┏━━

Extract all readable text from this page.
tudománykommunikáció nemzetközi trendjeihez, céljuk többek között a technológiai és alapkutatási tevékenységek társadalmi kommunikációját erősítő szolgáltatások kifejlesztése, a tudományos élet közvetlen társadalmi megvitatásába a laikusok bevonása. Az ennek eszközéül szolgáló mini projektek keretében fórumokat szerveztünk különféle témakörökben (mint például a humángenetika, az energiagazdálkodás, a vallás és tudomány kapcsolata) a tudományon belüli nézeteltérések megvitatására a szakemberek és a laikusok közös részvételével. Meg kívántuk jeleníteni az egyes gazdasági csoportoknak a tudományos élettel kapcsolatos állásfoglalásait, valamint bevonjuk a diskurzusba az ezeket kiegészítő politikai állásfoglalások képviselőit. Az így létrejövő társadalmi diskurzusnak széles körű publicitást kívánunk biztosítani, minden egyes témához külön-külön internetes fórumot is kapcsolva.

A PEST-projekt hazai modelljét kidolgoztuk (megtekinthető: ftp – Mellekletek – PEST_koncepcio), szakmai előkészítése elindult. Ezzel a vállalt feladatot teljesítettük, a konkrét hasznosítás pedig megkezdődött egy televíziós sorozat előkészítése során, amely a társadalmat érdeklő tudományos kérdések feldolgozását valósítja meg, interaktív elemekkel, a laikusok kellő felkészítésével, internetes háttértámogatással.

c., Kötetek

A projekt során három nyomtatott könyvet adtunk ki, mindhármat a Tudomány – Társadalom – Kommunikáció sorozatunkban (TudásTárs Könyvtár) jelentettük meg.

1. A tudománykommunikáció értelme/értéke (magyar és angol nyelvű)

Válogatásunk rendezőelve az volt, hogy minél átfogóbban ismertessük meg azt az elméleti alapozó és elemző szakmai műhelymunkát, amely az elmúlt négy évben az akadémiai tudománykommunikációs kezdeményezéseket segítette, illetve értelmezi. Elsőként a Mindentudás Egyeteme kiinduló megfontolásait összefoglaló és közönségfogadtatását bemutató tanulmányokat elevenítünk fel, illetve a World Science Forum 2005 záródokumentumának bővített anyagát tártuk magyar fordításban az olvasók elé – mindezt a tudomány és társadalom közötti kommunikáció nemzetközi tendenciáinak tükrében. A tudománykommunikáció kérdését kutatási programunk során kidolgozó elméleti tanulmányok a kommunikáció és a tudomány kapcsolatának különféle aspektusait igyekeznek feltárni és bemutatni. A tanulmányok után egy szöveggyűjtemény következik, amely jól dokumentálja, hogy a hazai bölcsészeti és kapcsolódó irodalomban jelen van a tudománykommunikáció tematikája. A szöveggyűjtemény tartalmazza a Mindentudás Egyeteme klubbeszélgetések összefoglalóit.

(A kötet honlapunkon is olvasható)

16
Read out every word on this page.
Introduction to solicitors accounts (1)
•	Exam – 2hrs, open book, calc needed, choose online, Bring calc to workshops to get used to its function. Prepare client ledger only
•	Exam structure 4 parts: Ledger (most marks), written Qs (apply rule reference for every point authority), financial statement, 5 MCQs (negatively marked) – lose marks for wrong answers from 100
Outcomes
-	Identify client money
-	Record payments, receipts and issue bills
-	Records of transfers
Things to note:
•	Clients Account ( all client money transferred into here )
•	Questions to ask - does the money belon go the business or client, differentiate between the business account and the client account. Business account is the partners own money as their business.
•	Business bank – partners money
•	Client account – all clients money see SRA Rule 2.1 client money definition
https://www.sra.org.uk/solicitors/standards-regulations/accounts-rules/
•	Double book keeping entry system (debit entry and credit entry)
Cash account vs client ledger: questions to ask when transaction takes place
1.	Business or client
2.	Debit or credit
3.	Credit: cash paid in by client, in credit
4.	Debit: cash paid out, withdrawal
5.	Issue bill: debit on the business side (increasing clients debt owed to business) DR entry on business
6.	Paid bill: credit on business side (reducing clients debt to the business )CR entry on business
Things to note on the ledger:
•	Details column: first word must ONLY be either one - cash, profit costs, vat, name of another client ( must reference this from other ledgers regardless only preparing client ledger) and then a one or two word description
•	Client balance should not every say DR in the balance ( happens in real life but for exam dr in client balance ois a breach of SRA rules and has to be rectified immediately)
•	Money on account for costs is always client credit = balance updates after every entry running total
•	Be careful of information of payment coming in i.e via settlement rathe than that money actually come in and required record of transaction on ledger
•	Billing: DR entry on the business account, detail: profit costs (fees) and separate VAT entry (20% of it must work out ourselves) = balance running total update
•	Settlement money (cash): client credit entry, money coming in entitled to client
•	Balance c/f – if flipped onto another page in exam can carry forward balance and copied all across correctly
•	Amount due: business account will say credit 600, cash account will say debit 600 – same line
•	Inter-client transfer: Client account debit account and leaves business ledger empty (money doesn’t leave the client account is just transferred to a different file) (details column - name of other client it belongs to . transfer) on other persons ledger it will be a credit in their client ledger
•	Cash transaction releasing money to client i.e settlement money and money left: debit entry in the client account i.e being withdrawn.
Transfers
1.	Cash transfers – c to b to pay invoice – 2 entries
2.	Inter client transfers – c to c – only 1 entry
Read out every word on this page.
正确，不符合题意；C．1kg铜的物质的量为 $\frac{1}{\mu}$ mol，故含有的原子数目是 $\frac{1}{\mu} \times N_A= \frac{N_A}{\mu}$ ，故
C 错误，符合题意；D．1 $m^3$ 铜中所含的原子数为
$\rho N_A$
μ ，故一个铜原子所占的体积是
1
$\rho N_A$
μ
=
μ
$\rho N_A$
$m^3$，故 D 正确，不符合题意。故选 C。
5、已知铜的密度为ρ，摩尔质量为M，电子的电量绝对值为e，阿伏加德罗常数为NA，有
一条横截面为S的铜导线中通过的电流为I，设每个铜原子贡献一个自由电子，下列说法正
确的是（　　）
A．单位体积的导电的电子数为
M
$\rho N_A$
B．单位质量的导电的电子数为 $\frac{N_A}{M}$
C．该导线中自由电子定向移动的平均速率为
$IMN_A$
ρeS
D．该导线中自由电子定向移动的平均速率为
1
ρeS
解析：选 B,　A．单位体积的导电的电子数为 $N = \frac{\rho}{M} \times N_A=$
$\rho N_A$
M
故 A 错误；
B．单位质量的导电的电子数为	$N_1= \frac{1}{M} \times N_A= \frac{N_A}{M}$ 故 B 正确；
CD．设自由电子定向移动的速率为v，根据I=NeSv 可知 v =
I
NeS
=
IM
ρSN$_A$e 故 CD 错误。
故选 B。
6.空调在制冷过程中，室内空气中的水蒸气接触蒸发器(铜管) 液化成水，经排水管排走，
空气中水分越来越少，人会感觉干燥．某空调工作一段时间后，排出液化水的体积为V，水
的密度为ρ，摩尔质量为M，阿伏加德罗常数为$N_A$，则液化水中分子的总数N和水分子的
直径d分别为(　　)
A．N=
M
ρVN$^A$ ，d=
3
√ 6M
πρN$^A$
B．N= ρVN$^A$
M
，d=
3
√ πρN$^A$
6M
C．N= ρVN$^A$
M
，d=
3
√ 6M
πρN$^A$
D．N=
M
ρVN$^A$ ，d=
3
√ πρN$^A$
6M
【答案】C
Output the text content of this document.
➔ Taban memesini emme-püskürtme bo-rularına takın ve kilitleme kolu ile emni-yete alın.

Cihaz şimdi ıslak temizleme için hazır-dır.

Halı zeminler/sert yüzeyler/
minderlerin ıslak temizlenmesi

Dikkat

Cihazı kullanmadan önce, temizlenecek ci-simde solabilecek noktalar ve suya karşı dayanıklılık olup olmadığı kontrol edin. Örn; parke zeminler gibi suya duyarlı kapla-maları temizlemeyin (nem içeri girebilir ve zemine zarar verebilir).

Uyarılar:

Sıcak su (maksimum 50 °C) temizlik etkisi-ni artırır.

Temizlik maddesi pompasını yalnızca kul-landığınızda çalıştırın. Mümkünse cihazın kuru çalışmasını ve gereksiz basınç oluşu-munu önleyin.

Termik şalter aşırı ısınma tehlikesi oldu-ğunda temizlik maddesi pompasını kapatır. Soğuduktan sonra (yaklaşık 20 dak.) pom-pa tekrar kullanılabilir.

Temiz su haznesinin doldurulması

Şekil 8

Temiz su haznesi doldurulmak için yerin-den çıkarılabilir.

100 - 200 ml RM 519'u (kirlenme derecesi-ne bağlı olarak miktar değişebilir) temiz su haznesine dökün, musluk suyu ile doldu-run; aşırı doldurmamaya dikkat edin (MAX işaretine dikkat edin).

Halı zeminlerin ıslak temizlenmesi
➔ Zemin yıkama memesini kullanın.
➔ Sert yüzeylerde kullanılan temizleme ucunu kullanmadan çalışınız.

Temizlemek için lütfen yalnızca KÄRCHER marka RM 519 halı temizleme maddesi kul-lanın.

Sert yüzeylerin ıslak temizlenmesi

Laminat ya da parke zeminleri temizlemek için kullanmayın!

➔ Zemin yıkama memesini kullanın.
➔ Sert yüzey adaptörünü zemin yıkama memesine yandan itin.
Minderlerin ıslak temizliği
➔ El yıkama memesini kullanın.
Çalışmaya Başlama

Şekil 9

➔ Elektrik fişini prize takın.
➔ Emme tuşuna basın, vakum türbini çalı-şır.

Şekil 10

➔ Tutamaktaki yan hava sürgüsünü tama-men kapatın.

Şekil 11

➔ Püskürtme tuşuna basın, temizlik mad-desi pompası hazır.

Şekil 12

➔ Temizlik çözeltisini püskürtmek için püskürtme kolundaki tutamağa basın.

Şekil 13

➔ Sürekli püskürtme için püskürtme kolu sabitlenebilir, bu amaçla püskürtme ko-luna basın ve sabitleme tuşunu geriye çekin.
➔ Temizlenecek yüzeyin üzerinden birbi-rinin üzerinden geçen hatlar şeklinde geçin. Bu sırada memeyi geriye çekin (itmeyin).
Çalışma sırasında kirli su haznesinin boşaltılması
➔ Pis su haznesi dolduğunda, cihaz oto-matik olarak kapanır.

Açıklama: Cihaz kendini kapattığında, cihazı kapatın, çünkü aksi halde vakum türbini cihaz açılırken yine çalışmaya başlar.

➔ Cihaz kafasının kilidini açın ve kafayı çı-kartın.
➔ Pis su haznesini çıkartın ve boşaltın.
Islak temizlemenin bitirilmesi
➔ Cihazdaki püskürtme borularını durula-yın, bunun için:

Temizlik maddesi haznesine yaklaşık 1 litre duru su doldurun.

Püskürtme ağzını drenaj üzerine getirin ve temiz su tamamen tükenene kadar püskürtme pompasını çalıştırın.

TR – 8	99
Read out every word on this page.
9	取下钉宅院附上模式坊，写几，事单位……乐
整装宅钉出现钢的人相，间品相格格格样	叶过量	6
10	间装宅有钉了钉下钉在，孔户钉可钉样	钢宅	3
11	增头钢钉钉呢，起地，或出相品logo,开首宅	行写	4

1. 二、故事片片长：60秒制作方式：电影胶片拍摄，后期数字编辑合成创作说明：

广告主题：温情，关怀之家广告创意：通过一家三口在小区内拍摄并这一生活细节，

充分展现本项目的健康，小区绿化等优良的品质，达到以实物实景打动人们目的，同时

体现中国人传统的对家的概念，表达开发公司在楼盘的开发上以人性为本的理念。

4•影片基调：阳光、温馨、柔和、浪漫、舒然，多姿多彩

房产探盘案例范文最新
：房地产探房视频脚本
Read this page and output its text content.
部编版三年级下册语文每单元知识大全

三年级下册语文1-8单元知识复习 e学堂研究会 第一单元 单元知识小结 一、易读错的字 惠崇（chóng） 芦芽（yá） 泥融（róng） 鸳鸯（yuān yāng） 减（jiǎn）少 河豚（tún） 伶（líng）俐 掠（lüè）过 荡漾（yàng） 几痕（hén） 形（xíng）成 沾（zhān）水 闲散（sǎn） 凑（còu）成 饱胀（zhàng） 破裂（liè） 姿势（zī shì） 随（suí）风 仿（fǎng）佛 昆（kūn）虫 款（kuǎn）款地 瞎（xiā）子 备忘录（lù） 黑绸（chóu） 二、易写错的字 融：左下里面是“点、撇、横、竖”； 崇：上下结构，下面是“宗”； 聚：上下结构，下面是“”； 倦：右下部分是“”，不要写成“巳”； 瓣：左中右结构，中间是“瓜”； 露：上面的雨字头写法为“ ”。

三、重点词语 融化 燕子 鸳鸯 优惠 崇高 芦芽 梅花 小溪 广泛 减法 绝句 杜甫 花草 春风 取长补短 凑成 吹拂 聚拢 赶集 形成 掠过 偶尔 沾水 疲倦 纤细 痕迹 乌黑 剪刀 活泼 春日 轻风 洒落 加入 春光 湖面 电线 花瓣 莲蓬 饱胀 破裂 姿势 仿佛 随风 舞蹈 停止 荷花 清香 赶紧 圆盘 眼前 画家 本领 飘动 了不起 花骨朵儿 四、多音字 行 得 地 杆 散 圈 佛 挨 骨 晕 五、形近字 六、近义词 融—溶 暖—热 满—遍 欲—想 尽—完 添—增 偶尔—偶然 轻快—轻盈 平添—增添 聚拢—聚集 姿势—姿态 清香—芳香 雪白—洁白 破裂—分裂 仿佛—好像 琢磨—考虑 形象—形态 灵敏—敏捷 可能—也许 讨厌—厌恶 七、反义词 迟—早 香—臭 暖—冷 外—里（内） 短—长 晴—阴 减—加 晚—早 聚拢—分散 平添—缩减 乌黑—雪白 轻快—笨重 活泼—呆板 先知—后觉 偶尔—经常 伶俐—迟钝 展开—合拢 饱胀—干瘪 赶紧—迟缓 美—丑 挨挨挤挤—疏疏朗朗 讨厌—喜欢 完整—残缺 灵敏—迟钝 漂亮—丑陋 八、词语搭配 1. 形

┗━━

Short problem
Pull out every line of the entries that includes the word "only".

Solution
•	Exam – 2hrs, open book, calc needed, choose online, Bring calc to workshops to get used to its function. Prepare client ledger only
•	Details column: first word must ONLY be either one - cash, profit costs, vat, name of another client ( must reference this from other ledgers regardless only preparing client ledger) and then a one or two word description
2.	Inter client transfers – c to c – only 1 entry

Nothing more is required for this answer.